# Data shown start

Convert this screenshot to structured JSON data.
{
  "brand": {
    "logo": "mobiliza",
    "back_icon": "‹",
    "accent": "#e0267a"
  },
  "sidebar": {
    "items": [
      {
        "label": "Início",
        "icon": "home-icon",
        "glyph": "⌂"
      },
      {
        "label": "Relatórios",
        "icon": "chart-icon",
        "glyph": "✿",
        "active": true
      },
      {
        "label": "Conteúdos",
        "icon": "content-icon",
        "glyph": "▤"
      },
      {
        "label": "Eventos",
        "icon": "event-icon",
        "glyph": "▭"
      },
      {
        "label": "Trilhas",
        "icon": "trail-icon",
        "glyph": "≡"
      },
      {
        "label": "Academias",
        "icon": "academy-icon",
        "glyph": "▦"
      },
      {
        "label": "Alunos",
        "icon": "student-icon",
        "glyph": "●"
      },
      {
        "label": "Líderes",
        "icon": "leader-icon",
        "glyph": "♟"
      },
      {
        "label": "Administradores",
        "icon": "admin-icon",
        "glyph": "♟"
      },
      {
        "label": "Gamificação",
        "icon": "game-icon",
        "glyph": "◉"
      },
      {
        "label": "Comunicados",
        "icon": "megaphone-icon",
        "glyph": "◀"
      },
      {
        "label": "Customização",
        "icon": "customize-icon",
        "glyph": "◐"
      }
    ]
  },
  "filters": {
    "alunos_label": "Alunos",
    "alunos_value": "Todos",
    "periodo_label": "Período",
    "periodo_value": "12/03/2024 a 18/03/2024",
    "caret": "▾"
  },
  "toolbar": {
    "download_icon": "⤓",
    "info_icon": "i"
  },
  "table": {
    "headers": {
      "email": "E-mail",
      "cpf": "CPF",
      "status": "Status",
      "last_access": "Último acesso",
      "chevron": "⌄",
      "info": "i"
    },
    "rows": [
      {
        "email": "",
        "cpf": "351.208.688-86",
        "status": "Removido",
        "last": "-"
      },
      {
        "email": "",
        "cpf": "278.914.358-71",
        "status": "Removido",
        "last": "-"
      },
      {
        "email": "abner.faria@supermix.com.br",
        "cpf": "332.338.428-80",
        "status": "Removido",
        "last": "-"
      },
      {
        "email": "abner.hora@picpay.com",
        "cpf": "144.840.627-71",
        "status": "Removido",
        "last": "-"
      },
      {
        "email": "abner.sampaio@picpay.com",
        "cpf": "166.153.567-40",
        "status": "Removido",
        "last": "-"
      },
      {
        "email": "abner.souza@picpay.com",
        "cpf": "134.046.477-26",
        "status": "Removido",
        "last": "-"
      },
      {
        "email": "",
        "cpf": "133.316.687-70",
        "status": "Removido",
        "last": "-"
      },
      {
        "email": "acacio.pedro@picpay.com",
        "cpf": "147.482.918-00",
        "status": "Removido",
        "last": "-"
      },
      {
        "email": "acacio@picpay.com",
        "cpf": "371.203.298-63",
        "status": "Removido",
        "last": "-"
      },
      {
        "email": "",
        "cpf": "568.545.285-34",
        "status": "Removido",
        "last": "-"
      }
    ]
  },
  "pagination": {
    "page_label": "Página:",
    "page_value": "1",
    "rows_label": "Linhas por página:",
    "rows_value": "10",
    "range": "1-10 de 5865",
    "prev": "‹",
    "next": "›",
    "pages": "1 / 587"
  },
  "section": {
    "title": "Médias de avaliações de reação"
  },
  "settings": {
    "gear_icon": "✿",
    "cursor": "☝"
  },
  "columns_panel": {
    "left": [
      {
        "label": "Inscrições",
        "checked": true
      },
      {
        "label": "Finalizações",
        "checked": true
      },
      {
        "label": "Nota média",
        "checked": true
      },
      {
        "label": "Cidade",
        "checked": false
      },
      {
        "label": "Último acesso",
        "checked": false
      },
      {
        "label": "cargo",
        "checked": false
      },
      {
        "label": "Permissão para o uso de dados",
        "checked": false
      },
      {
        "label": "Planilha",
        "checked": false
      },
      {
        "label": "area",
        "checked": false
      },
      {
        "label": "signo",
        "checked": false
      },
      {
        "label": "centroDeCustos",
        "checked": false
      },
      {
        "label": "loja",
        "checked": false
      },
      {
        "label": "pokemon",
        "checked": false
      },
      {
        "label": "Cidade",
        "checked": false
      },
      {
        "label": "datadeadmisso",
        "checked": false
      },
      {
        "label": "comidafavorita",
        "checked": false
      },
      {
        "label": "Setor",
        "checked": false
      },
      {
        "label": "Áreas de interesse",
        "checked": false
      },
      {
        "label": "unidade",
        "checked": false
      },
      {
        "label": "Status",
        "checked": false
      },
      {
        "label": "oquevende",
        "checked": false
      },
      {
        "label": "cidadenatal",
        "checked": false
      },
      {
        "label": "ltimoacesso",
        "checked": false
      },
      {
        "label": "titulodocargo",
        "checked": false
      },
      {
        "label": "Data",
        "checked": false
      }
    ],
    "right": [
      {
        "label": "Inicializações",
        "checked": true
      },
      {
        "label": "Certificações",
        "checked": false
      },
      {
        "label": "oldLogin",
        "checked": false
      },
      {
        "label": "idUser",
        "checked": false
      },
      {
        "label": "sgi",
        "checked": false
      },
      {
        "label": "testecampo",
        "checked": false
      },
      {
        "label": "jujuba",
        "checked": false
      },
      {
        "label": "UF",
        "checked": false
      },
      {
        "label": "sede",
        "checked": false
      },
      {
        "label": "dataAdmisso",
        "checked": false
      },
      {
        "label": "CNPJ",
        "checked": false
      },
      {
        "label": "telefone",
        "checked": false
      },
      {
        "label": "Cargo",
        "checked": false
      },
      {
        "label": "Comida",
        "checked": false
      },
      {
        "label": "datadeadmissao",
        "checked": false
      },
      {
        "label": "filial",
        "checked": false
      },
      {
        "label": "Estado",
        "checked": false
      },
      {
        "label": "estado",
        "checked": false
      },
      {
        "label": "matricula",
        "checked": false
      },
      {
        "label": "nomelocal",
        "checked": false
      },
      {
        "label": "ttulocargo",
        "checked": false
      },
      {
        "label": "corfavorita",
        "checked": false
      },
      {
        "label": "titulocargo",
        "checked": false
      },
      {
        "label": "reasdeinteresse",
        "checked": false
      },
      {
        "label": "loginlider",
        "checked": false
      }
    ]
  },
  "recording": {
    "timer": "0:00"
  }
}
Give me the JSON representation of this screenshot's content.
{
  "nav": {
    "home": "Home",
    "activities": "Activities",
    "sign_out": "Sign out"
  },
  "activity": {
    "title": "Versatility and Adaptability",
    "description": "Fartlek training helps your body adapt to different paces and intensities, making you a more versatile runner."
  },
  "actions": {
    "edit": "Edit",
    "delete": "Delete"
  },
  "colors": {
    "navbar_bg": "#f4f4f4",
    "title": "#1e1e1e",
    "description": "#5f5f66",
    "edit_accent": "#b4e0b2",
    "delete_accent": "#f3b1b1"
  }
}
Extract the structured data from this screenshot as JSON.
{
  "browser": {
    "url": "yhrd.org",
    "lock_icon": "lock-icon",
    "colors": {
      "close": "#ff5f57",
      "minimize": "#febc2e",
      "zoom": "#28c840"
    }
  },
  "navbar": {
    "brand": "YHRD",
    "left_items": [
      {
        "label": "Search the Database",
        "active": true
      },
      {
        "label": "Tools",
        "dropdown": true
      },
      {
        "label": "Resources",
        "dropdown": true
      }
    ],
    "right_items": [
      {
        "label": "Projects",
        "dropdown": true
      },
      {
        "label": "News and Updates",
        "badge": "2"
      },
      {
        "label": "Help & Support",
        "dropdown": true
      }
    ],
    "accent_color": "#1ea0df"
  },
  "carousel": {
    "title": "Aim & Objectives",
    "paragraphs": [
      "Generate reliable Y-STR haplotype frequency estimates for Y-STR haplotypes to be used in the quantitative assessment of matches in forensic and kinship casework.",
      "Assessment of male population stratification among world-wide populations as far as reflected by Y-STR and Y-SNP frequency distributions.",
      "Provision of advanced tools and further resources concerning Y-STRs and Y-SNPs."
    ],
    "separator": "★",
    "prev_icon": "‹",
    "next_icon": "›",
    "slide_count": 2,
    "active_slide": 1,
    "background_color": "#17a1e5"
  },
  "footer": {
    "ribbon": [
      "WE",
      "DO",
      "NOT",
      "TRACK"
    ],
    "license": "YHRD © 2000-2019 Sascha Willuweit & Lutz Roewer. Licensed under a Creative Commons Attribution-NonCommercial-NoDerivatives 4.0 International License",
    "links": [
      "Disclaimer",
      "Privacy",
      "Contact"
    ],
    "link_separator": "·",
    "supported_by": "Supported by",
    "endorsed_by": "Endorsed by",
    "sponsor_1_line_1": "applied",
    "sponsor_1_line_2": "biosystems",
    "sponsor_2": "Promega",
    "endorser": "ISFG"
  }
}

# Data shown end

# Goal
Gather every line from the entries above where the word "this" appears, and copy them.

# Solution
Convert this screenshot to structured JSON data.
Give me the JSON representation of this screenshot's content.
Extract the structured data from this screenshot as JSON.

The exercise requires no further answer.